This is a significant productivity multiplier. Our team could iterate on the image processing pipeline (tuning thresholds, adjusting filter parameters, adding or removing stages) without anyone needing to be a GPU programming expert. The abstraction isn't free (there's some overhead from the framework layer), but it's negligible compared to the CPU-to-GPU improvement.
The Numbers
After moving to the GPU pipeline:
- 12MP image processing: ~200ms (down from ~2500ms). Over 10x improvement.
- Memory pressure: Significantly reduced. No large intermediate CPU buffers between stages.
- Battery impact: Lower than expected. The GPU completes the work so much faster that total energy consumption actually decreased despite the GPU being less energy-efficient per operation.
- Multi-page scanning: Users can scan 20 pages in the time the old pipeline took to process 2.
The 200ms number is fast enough that we can run the pipeline on every preview frame, not just the captured image. This means the user sees a real-time preview of what the scanned document will look like before they tap the capture button. That preview is what transforms document scanning from "take a photo and hope" to "WYSIWYG scanning."
The Gotchas
GPU programming on mobile isn't all sunshine.
Device fragmentation (Android). GPU drivers on Android are a minefield. The same shader that works perfectly on a Qualcomm Adreno might produce visual artifacts on a Mali GPU, or crash outright on an older PowerVR chip. We maintain a compatibility matrix and fall back to the CPU pipeline on devices with known GPU driver bugs.
Precision issues. Mobile GPUs typically use half-precision (16-bit) floating point by default. For most image processing this is fine, but adaptive thresholding with small neighborhoods can produce banding artifacts at half precision. We force full precision for the threshold stage.

● Exercise:
From the excerpt on the GPU image processing pipeline, write out everything from "- Multi-page scanning: Users" down to "isn't all sunshine.".

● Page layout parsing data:
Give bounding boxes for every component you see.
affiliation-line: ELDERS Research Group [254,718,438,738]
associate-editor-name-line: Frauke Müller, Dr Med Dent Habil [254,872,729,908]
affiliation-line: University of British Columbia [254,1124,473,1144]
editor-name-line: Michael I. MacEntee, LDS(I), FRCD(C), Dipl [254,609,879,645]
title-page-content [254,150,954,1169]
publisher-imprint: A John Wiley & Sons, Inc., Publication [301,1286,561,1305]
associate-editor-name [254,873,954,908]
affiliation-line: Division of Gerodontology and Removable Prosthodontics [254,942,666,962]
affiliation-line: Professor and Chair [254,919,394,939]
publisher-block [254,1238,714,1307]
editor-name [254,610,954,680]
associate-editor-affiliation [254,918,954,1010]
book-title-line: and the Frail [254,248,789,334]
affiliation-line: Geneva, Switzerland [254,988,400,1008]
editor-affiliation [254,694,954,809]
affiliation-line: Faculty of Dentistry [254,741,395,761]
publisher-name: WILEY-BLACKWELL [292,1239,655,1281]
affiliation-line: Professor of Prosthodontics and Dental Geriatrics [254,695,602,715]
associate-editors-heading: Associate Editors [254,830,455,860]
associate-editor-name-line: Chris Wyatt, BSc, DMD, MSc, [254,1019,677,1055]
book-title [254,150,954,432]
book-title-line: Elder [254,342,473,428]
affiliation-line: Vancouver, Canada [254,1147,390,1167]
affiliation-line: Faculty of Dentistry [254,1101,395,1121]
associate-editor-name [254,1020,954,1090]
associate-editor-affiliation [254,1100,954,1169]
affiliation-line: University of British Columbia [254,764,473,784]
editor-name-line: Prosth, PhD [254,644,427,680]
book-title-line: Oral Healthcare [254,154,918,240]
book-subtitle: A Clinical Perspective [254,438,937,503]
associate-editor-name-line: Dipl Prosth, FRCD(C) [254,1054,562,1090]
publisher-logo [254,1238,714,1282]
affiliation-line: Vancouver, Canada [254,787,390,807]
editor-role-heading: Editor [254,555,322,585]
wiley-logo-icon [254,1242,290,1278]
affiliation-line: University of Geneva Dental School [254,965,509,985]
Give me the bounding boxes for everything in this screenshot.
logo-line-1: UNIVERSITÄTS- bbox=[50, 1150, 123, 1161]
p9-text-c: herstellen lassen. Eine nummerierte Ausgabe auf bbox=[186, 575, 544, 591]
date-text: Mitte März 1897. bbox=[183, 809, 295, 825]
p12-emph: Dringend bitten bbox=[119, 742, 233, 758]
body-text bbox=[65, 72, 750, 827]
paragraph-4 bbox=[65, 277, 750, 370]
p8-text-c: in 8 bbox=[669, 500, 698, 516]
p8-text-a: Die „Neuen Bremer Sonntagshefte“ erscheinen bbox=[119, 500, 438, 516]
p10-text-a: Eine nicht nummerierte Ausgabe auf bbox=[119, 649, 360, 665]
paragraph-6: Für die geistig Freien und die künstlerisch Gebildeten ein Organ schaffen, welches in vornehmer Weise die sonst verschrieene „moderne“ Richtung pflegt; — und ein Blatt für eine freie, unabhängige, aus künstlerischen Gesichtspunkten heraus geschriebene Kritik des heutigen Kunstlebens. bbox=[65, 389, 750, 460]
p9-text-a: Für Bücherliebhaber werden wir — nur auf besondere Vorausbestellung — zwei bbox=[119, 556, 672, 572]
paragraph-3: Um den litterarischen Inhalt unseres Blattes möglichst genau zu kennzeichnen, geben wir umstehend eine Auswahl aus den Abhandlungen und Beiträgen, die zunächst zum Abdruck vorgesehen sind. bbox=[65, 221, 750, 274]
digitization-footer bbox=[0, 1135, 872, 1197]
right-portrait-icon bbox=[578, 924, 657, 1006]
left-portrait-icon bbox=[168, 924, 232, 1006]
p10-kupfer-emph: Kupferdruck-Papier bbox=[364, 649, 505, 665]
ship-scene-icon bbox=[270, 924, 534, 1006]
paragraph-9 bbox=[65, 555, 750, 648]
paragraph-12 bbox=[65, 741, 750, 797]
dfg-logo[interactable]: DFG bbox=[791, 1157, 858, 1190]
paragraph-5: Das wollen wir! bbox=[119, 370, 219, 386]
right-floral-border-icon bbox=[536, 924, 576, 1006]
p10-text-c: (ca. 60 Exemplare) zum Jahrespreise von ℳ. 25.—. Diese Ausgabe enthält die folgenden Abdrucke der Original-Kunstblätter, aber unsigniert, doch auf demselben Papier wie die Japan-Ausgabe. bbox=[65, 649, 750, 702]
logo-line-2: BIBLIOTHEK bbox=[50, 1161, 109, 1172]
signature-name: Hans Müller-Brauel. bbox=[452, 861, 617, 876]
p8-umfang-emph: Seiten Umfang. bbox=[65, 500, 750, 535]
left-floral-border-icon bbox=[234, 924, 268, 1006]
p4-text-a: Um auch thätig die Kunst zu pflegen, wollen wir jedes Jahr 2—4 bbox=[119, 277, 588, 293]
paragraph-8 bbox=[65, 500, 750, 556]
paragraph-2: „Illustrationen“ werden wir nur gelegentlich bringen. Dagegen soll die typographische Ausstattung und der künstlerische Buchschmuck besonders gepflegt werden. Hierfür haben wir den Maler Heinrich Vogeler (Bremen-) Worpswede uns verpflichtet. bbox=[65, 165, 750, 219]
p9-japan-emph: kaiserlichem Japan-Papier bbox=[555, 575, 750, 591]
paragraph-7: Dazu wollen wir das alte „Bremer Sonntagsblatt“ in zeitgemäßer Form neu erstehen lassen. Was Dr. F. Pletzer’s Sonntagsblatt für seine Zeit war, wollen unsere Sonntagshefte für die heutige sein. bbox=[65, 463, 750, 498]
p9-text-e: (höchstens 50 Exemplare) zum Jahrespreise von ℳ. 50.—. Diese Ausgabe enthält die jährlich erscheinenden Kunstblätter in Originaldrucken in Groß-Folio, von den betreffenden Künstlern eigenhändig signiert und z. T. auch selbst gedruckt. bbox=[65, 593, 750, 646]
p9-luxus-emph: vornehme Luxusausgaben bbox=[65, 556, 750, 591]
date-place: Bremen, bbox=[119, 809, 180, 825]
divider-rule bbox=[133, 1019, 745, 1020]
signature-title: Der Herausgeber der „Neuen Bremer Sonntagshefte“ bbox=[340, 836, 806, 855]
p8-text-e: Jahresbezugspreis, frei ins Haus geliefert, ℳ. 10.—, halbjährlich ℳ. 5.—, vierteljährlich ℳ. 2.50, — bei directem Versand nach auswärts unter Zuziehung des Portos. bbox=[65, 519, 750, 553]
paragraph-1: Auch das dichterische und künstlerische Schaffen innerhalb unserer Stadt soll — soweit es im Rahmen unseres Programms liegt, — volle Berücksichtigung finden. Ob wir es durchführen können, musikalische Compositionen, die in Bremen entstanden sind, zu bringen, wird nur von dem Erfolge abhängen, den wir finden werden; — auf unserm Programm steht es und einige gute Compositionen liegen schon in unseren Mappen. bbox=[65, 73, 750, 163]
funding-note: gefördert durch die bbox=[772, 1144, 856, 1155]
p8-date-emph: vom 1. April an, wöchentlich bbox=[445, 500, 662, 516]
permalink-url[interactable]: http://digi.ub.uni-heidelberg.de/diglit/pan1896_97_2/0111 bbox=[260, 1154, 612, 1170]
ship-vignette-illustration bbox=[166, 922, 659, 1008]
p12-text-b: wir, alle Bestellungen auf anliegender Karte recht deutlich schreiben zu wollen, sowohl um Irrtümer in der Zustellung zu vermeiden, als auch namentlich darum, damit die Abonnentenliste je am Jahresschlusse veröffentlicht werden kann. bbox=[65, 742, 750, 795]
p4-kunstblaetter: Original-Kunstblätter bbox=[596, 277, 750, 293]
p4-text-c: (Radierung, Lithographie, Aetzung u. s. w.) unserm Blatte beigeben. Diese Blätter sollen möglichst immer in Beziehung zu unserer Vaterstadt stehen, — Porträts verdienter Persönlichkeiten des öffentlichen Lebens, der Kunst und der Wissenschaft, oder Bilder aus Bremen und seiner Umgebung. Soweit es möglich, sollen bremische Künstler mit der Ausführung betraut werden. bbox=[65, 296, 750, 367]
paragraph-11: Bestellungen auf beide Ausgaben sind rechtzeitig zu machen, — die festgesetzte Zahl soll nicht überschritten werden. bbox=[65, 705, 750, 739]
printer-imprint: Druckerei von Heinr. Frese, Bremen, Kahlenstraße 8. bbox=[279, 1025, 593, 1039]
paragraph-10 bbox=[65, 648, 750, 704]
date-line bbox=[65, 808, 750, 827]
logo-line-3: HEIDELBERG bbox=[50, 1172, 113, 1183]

● Written reply:
- Multi-page scanning: Users can scan 20 pages in the time the old pipeline took to process 2.
The 200ms number is fast enough that we can run the pipeline on every preview frame, not just the captured image. This means the user sees a real-time preview of what the scanned document will look like before they tap the capture button. That preview is what transforms document scanning from "take a photo and hope" to "WYSIWYG scanning."
The Gotchas
GPU programming on mobile isn't all sunshine.